The listing below is the input. Say how many of its lines contain "Hand", giving the number alone.

Data shown:
==*==
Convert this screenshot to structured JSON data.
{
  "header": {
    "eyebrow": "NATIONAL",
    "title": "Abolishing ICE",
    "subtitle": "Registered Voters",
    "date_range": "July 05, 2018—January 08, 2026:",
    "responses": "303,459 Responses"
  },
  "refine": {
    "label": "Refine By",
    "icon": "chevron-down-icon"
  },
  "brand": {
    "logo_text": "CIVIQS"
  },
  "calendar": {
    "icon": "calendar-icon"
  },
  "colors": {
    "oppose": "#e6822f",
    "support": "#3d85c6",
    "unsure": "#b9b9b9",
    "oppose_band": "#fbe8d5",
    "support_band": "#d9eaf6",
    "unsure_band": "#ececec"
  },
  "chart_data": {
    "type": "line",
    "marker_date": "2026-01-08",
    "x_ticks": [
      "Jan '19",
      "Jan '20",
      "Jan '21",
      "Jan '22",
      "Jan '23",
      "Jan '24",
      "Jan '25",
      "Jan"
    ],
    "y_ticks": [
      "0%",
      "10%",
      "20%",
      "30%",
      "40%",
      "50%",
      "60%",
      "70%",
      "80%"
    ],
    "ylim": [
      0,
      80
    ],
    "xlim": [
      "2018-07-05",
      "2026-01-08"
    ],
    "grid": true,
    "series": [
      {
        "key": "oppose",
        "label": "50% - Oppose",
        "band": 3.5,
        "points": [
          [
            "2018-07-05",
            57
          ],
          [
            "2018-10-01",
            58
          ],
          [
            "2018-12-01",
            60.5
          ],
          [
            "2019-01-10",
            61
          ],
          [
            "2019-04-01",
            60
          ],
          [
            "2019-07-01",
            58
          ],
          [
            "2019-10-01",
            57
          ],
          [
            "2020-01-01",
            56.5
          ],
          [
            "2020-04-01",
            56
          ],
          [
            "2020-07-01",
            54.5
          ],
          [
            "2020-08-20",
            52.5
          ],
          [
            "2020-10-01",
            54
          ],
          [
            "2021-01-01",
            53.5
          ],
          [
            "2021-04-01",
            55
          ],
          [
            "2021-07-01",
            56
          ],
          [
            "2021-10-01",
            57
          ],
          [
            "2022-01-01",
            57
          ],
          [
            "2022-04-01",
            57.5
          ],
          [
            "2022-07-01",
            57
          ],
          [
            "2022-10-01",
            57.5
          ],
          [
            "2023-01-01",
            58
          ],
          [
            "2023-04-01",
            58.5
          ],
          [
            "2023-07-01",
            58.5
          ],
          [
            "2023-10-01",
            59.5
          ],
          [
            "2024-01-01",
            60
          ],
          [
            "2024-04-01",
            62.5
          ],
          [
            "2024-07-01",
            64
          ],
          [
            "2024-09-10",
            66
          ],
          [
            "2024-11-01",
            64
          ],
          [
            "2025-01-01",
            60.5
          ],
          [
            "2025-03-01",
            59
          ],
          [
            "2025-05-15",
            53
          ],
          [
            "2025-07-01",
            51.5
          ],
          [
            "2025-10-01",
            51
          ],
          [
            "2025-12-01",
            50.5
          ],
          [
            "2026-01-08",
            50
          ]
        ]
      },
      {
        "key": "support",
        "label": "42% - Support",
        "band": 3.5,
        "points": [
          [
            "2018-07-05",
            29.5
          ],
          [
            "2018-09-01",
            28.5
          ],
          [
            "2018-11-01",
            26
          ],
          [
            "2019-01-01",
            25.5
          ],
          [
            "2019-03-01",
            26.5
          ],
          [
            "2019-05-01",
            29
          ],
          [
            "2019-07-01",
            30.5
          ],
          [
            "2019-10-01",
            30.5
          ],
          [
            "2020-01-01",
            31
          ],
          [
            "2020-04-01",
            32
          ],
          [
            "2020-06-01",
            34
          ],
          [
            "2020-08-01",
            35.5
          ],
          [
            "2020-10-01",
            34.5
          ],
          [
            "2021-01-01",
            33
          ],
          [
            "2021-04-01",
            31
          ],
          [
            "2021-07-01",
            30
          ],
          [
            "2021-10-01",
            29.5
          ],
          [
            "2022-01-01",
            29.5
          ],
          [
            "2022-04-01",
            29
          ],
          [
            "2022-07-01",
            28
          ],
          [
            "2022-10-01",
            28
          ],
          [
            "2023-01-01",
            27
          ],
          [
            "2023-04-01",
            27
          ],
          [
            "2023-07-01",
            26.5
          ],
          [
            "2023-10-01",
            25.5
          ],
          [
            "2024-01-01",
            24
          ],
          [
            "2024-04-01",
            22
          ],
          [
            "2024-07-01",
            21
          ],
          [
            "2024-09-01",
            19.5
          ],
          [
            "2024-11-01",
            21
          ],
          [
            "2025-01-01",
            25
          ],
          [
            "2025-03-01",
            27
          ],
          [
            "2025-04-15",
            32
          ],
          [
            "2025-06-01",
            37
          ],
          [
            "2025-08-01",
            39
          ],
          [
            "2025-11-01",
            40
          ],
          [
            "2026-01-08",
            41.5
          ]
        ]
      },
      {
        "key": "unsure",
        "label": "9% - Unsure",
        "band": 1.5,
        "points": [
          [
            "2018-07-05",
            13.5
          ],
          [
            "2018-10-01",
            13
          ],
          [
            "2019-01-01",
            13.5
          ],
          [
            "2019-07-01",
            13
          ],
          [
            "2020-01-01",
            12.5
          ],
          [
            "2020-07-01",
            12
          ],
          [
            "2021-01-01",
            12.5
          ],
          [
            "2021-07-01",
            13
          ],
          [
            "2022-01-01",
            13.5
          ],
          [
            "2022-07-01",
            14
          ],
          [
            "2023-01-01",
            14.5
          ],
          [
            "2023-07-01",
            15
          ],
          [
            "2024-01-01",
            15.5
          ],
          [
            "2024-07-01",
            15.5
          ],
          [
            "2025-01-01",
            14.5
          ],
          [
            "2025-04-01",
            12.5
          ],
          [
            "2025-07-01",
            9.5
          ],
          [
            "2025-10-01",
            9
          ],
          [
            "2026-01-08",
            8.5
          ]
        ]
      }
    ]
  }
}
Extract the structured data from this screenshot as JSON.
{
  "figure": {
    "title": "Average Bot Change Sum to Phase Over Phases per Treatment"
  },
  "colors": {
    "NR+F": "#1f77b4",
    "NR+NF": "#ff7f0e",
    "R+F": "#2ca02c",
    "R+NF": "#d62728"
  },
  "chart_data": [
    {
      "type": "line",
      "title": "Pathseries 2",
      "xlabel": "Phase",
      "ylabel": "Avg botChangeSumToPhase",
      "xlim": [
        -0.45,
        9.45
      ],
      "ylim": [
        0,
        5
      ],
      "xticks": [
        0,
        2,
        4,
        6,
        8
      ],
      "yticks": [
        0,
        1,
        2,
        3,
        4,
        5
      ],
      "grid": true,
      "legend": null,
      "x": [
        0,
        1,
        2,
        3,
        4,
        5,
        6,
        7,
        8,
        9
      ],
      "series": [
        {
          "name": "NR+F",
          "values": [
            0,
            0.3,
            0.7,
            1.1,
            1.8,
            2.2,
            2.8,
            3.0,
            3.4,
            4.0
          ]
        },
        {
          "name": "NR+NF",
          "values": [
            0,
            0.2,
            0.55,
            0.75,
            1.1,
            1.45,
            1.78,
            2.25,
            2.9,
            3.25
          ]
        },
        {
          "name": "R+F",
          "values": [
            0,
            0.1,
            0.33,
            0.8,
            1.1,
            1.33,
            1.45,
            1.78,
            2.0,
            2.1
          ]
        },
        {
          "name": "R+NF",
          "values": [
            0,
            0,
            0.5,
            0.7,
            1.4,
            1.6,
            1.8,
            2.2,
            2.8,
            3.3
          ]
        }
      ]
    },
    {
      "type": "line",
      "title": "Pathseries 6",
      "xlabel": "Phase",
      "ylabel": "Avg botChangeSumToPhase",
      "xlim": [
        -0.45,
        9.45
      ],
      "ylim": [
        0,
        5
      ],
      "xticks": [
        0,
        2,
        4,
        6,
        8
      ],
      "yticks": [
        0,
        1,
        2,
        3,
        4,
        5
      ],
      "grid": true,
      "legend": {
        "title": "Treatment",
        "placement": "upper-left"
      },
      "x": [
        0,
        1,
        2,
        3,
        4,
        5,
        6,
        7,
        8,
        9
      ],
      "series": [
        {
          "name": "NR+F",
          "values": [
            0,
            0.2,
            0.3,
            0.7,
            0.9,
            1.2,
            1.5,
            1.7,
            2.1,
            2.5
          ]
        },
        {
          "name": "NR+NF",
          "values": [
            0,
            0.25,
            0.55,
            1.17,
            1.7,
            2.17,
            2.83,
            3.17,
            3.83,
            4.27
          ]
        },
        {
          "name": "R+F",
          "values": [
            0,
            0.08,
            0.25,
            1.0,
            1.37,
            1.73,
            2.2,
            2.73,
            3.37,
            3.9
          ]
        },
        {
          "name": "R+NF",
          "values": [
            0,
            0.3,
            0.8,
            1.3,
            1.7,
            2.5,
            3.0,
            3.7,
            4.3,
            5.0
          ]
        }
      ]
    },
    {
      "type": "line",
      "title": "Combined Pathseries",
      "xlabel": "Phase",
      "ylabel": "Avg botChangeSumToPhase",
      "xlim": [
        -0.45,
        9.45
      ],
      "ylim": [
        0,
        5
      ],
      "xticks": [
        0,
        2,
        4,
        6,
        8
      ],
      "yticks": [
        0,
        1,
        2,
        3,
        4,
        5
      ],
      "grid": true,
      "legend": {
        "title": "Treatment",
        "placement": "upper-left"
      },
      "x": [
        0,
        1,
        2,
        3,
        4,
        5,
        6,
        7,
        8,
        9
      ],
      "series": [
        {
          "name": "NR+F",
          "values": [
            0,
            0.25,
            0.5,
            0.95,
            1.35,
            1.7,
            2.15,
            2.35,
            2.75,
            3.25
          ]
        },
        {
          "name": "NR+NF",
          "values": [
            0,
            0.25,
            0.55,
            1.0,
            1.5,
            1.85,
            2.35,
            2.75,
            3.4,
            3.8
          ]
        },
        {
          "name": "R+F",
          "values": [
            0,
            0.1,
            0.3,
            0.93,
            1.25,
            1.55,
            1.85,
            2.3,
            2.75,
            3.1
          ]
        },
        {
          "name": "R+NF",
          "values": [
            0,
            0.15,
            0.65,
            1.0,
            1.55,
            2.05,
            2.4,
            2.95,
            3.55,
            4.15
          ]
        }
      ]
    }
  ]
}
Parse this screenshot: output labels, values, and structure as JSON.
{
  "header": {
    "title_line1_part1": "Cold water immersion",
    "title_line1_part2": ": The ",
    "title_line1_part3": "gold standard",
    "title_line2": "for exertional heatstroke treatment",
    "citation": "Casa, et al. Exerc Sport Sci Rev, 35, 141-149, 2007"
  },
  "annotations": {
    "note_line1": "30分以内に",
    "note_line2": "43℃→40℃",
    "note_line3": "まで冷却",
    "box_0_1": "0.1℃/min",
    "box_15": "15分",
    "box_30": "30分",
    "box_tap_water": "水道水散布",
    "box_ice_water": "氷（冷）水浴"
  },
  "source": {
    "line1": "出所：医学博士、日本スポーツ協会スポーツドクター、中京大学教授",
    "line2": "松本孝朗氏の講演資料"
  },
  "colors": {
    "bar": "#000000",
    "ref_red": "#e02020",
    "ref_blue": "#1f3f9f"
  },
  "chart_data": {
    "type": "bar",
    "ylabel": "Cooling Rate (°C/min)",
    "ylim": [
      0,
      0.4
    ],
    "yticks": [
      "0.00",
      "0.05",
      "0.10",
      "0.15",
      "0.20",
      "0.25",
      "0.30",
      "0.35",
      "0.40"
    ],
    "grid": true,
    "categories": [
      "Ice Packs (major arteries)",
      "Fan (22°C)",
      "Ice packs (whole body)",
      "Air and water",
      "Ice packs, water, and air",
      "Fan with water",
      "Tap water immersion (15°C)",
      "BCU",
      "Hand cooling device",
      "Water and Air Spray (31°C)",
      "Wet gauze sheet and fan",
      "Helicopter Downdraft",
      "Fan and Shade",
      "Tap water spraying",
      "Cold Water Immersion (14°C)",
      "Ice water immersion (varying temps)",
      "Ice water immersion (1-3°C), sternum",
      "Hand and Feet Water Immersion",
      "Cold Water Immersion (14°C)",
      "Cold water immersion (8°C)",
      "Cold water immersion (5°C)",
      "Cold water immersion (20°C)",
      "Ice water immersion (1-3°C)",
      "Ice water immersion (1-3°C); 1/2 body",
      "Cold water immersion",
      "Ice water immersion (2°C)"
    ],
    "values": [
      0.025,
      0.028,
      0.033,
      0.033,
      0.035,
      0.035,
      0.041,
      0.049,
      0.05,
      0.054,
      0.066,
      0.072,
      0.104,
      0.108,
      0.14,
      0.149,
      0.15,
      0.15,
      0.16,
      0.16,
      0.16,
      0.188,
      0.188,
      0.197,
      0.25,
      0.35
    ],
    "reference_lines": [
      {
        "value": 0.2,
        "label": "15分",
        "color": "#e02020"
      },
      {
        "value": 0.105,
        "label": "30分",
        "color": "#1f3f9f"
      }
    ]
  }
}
==*==
Full response: 2